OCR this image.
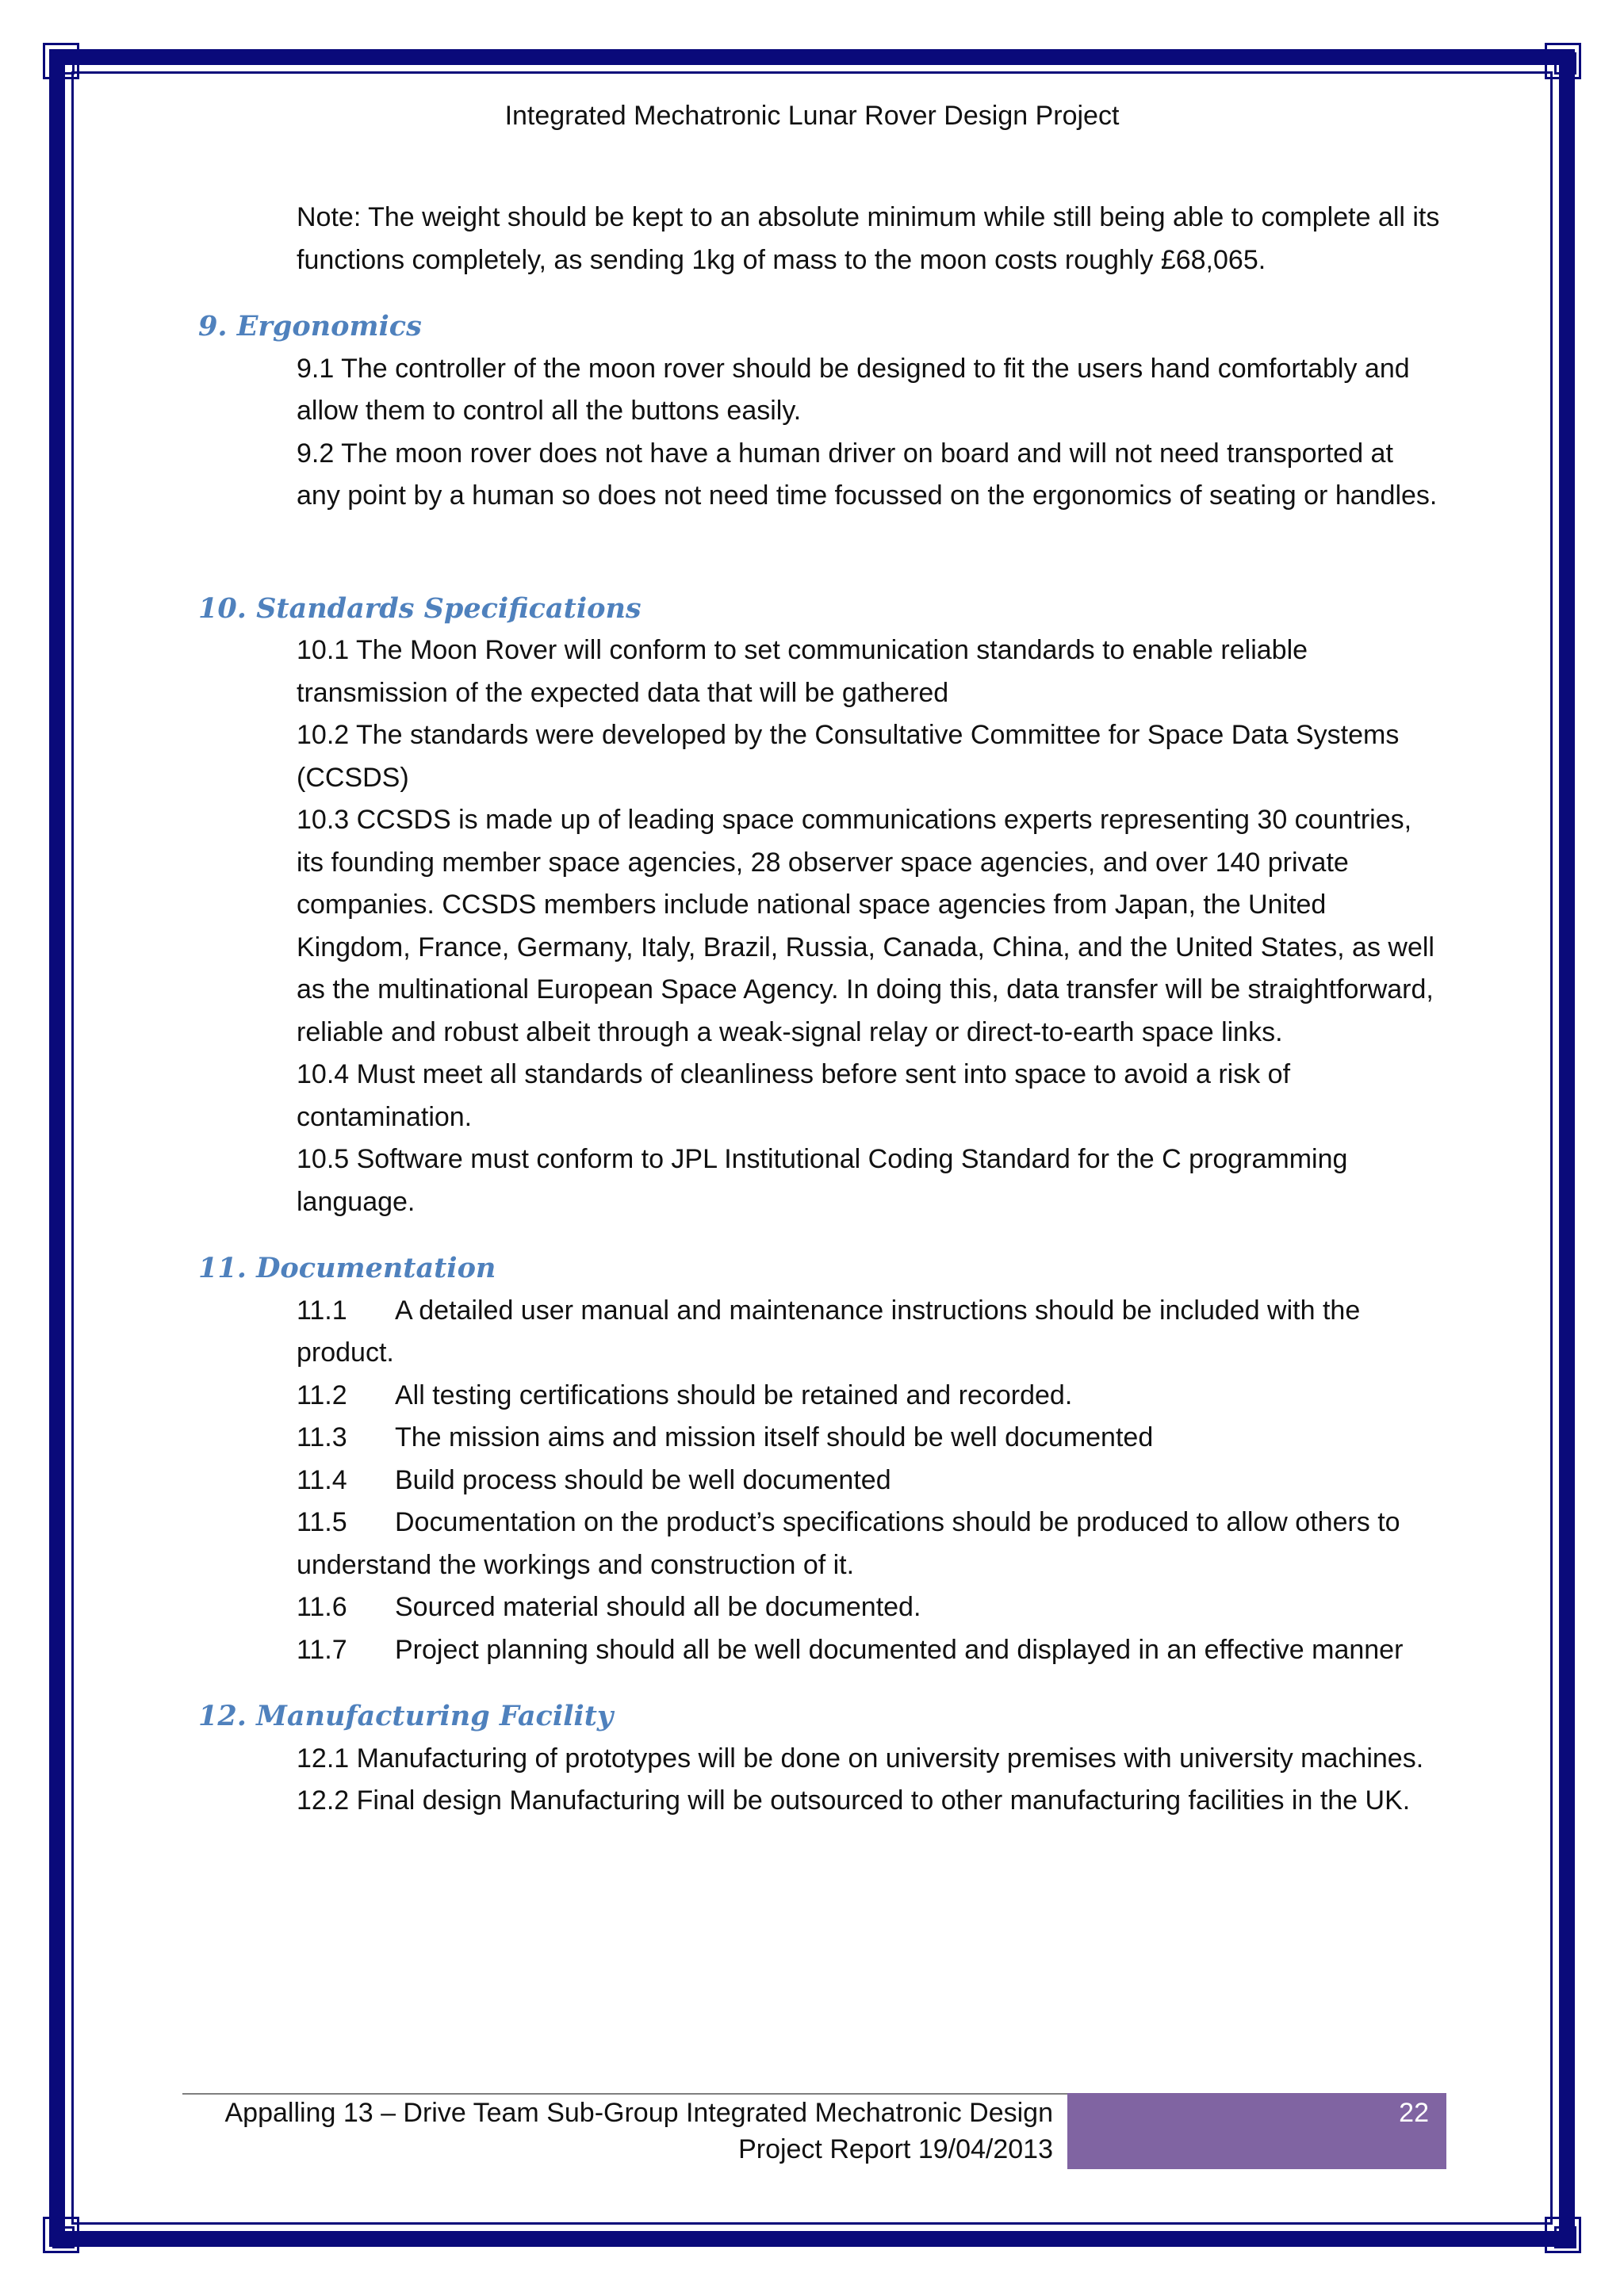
Integrated Mechatronic Lunar Rover Design Project
Note: The weight should be kept to an absolute minimum while still being able to complete all its functions completely, as sending 1kg of mass to the moon costs roughly £68,065.
9. Ergonomics
9.1 The controller of the moon rover should be designed to fit the users hand comfortably and allow them to control all the buttons easily.
9.2 The moon rover does not have a human driver on board and will not need transported at any point by a human so does not need time focussed on the ergonomics of seating or handles.
10. Standards Specifications
10.1 The Moon Rover will conform to set communication standards to enable reliable transmission of the expected data that will be gathered
10.2 The standards were developed by the Consultative Committee for Space Data Systems (CCSDS)
10.3 CCSDS is made up of leading space communications experts representing 30 countries, its founding member space agencies, 28 observer space agencies, and over 140 private companies. CCSDS members include national space agencies from Japan, the United Kingdom, France, Germany, Italy, Brazil, Russia, Canada, China, and the United States, as well as the multinational European Space Agency. In doing this, data transfer will be straightforward, reliable and robust albeit through a weak-signal relay or direct-to-earth space links.
10.4 Must meet all standards of cleanliness before sent into space to avoid a risk of contamination.
10.5 Software must conform to JPL Institutional Coding Standard for the C programming language.
11. Documentation
11.1 A detailed user manual and maintenance instructions should be included with the product.
11.2 All testing certifications should be retained and recorded.
11.3 The mission aims and mission itself should be well documented
11.4 Build process should be well documented
11.5 Documentation on the product’s specifications should be produced to allow others to understand the workings and construction of it.
11.6 Sourced material should all be documented.
11.7 Project planning should all be well documented and displayed in an effective manner
12. Manufacturing Facility
12.1 Manufacturing of prototypes will be done on university premises with university machines.
12.2 Final design Manufacturing will be outsourced to other manufacturing facilities in the UK.
Appalling 13 – Drive Team Sub-Group Integrated Mechatronic Design
Project Report 19/04/2013
22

SHORT PROBLEM | Scan the material above. Extract every line in which the word "Project" occurs.

SOLUTION |
Integrated Mechatronic Lunar Rover Design Project
11.7 Project planning should all be well documented and displayed in an effective manner
Project Report 19/04/2013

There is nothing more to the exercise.